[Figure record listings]

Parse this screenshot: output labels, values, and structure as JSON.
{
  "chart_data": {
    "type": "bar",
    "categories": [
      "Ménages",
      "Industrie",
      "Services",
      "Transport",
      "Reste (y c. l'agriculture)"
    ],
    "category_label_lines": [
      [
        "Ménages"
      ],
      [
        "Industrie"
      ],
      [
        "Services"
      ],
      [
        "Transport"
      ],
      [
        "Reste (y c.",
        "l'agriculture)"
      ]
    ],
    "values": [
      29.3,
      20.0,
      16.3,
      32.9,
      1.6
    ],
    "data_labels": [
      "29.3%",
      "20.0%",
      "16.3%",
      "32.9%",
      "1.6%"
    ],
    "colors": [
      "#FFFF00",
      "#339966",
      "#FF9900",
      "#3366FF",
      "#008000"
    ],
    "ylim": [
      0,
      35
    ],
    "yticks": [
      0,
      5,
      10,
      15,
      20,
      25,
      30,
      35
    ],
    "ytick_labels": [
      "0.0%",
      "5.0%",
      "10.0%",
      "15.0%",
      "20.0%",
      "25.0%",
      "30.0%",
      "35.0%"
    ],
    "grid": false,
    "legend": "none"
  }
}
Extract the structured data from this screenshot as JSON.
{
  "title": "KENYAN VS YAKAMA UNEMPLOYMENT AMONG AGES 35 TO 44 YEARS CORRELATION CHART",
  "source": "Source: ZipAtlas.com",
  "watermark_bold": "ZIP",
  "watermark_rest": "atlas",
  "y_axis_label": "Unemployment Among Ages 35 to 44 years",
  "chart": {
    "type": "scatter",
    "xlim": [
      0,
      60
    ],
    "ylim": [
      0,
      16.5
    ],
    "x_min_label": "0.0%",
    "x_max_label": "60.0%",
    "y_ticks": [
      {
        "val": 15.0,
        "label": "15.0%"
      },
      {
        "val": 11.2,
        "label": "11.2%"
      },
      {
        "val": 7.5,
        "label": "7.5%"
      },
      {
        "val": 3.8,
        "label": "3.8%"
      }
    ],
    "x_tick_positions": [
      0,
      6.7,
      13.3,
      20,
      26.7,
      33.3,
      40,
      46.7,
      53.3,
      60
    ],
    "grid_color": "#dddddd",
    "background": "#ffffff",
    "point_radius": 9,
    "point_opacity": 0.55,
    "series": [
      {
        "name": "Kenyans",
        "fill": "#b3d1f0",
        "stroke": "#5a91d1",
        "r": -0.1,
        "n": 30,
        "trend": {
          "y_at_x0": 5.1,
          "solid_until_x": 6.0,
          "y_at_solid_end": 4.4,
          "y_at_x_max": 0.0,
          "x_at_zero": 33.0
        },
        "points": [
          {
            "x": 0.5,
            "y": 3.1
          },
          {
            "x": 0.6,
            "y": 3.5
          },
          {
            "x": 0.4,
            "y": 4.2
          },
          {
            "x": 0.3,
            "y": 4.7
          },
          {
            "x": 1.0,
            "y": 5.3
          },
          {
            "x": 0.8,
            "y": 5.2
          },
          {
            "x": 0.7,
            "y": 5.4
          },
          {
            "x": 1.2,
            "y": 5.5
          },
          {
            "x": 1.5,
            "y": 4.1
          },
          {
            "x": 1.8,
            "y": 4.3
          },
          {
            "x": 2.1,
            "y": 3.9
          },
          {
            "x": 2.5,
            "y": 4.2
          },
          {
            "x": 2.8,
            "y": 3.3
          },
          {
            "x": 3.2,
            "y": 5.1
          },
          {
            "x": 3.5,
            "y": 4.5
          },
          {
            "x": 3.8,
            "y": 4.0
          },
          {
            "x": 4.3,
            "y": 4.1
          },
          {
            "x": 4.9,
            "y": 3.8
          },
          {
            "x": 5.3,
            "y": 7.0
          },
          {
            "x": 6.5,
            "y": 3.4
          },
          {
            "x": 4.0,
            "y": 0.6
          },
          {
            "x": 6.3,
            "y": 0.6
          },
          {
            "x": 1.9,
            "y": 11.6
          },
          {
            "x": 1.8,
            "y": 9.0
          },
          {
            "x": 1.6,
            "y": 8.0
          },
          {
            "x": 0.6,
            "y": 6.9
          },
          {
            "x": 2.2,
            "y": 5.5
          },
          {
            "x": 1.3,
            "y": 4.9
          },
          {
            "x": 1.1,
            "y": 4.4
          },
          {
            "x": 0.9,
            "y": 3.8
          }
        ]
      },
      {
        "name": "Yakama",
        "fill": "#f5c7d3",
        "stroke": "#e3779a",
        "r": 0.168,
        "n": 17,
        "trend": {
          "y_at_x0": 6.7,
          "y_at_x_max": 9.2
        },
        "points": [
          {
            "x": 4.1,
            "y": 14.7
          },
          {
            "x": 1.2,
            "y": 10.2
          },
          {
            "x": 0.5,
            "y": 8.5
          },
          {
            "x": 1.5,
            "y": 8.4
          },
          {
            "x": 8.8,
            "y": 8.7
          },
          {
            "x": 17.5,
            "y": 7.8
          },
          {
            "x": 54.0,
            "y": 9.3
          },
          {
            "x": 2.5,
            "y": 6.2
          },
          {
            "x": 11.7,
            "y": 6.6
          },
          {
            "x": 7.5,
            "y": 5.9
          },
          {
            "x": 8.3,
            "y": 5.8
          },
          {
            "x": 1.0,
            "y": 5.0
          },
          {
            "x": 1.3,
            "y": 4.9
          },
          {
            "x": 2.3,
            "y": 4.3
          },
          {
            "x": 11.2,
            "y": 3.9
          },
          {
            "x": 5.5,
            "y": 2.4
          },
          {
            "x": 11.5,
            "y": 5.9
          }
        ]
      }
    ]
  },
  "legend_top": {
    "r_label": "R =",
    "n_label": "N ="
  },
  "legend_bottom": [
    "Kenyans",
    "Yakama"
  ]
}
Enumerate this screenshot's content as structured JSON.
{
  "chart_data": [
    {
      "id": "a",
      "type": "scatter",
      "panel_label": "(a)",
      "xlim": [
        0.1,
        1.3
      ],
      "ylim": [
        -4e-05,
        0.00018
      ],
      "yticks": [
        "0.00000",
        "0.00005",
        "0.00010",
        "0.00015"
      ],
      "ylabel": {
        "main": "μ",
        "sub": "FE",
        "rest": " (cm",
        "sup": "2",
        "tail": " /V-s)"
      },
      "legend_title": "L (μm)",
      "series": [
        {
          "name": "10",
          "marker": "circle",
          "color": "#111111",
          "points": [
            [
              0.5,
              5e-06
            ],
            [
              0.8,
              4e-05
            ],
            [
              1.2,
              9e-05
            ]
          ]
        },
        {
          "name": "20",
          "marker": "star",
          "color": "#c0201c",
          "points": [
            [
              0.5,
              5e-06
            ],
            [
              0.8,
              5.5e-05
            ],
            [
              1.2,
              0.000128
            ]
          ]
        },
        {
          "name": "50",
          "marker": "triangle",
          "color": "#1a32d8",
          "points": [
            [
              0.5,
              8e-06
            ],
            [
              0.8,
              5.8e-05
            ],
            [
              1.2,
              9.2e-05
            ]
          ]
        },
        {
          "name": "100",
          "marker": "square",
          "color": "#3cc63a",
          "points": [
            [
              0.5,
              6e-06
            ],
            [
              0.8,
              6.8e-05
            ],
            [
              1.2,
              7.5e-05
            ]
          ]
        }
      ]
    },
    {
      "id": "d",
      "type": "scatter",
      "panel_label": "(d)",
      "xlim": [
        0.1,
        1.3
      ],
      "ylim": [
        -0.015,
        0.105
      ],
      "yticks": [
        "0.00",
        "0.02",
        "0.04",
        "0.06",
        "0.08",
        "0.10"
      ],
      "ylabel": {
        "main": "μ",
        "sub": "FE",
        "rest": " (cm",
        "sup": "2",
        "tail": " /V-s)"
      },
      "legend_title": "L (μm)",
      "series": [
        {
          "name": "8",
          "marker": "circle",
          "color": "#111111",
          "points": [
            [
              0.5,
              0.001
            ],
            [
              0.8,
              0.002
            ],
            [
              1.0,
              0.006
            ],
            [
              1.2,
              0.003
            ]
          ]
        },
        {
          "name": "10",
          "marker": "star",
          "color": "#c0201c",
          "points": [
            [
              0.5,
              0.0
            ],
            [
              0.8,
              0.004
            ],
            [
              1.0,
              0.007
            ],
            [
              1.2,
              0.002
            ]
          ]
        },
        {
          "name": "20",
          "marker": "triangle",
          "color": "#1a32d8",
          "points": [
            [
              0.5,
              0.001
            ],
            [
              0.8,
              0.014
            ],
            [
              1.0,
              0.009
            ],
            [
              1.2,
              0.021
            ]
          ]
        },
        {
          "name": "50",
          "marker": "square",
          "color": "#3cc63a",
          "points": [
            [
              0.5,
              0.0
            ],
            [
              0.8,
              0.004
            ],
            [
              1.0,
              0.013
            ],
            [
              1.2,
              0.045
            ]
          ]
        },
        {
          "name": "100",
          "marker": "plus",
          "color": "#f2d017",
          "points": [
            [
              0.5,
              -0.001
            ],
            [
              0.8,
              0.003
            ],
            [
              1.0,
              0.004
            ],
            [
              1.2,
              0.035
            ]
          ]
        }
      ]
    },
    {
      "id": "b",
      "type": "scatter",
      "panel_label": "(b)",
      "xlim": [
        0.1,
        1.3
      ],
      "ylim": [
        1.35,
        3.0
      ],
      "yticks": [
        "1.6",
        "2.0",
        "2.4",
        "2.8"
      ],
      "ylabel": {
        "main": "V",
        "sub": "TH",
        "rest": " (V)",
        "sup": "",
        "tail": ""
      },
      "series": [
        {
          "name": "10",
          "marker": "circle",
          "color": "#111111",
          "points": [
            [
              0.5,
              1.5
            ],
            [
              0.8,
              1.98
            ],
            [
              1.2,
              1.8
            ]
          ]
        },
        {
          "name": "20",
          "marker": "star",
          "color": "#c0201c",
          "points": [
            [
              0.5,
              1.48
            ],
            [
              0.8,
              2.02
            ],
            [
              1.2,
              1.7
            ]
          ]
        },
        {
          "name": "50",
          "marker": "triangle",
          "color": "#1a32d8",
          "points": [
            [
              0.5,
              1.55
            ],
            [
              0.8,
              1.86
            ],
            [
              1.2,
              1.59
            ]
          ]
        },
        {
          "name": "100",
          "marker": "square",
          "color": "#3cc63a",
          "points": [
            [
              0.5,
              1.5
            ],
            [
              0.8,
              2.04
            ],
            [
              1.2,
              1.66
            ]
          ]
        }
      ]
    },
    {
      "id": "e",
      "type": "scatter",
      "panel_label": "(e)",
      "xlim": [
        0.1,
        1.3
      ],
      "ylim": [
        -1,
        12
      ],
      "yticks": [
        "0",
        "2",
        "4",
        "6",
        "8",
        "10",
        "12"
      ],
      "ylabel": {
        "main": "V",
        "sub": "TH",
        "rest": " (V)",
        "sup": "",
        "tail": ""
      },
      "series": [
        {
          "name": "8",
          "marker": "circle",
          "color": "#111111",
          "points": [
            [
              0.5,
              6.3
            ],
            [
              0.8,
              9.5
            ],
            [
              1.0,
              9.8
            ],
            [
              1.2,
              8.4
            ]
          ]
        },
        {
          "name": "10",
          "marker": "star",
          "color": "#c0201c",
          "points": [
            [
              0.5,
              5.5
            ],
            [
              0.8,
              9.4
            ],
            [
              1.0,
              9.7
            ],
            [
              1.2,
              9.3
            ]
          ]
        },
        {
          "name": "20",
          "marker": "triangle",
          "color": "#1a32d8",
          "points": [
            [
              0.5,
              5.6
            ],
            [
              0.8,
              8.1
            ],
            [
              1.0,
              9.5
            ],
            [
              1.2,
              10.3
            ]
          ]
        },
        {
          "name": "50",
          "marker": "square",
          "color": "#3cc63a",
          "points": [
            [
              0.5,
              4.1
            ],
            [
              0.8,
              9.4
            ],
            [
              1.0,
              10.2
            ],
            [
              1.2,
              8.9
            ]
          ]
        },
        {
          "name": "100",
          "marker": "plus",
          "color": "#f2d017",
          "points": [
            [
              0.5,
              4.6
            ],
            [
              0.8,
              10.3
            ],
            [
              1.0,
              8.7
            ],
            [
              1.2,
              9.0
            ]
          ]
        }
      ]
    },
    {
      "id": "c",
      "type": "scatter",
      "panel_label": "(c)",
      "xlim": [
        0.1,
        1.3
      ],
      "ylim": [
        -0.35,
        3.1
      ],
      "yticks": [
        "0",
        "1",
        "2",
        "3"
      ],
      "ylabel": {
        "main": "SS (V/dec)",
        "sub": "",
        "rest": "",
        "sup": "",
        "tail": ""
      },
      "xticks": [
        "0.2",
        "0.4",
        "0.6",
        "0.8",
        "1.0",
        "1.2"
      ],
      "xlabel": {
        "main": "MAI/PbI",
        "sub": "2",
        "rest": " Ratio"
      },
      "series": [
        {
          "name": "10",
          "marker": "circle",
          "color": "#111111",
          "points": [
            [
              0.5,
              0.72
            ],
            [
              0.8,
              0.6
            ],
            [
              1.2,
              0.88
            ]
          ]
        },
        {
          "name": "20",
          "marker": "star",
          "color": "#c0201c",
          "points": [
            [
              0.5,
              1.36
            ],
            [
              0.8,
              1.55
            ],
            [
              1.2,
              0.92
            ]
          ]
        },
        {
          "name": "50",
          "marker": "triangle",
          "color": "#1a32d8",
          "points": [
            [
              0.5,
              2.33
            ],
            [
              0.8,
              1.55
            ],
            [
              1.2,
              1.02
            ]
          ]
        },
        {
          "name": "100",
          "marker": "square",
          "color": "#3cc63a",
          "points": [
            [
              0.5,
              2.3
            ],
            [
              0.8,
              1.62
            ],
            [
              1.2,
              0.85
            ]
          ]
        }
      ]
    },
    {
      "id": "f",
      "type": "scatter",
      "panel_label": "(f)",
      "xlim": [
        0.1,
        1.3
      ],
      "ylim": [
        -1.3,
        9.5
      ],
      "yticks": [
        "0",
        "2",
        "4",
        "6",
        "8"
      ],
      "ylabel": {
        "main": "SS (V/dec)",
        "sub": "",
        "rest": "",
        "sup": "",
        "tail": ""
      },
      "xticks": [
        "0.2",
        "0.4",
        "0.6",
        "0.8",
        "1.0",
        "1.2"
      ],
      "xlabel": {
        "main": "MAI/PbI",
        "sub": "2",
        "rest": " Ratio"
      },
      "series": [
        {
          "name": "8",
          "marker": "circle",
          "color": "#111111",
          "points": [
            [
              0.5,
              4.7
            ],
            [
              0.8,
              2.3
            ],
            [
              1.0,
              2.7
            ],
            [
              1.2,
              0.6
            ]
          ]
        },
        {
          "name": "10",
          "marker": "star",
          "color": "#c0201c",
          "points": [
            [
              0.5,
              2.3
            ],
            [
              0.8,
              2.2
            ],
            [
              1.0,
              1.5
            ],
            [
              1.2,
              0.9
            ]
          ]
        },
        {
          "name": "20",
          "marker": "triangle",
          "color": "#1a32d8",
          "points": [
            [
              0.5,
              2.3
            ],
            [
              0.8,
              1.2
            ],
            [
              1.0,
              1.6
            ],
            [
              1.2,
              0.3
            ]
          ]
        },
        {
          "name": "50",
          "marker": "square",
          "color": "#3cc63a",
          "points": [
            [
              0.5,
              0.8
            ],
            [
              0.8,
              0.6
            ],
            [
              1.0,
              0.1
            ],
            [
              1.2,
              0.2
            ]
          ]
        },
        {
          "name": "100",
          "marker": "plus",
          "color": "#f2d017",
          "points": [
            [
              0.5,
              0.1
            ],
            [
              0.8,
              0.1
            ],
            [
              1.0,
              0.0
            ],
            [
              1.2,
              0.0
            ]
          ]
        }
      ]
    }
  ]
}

What is asked:
Wherever "structured" shows up in a line, copy that line.

The response:
Extract the structured data from this screenshot as JSON.
Enumerate this screenshot's content as structured JSON.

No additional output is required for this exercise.